STATED EXERCISE ->
Extract every line below, verbatim.

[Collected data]

----------

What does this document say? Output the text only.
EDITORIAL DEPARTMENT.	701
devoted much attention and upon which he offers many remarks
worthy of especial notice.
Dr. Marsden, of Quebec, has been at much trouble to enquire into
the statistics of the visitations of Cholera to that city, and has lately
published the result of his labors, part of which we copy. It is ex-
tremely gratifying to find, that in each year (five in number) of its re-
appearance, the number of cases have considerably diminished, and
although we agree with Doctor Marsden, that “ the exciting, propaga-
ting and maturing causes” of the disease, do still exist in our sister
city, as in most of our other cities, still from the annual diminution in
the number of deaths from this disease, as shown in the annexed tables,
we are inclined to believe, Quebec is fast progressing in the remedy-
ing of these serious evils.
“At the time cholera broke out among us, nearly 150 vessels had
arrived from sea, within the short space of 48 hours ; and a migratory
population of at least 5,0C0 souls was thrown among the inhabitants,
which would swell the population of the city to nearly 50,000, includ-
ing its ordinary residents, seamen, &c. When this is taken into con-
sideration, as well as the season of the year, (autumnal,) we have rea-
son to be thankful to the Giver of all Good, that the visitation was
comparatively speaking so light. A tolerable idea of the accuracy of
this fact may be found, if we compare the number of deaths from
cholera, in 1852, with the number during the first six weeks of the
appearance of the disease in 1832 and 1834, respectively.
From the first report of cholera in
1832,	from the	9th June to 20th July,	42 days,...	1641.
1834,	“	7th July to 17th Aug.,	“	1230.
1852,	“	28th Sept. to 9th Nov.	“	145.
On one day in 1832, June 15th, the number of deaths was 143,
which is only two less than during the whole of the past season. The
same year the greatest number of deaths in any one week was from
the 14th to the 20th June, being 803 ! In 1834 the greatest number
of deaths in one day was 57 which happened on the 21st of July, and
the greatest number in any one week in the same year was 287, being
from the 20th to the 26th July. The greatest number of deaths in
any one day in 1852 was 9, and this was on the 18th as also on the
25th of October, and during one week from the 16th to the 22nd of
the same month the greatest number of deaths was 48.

----------

REPLY ->
What does this document say? Output the text only.
EDITORIAL DEPARTMENT.	701
devoted much attention and upon which he offers many remarks
worthy of especial notice.
Dr. Marsden, of Quebec, has been at much trouble to enquire into
the statistics of the visitations of Cholera to that city, and has lately
published the result of his labors, part of which we copy. It is ex-
tremely gratifying to find, that in each year (five in number) of its re-
appearance, the number of cases have considerably diminished, and
although we agree with Doctor Marsden, that “ the exciting, propaga-
ting and maturing causes” of the disease, do still exist in our sister
city, as in most of our other cities, still from the annual diminution in
the number of deaths from this disease, as shown in the annexed tables,
we are inclined to believe, Quebec is fast progressing in the remedy-
ing of these serious evils.
“At the time cholera broke out among us, nearly 150 vessels had
arrived from sea, within the short space of 48 hours ; and a migratory
population of at least 5,0C0 souls was thrown among the inhabitants,
which would swell the population of the city to nearly 50,000, includ-
ing its ordinary residents, seamen, &c. When this is taken into con-
sideration, as well as the season of the year, (autumnal,) we have rea-
son to be thankful to the Giver of all Good, that the visitation was
comparatively speaking so light. A tolerable idea of the accuracy of
this fact may be found, if we compare the number of deaths from
cholera, in 1852, with the number during the first six weeks of the
appearance of the disease in 1832 and 1834, respectively.
From the first report of cholera in
1832,	from the	9th June to 20th July,	42 days,...	1641.
1834,	“	7th July to 17th Aug.,	“	1230.
1852,	“	28th Sept. to 9th Nov.	“	145.
On one day in 1832, June 15th, the number of deaths was 143,
which is only two less than during the whole of the past season. The
same year the greatest number of deaths in any one week was from
the 14th to the 20th June, being 803 ! In 1834 the greatest number
of deaths in one day was 57 which happened on the 21st of July, and
the greatest number in any one week in the same year was 287, being
from the 20th to the 26th July. The greatest number of deaths in
any one day in 1852 was 9, and this was on the 18th as also on the
25th of October, and during one week from the 16th to the 22nd of
the same month the greatest number of deaths was 48.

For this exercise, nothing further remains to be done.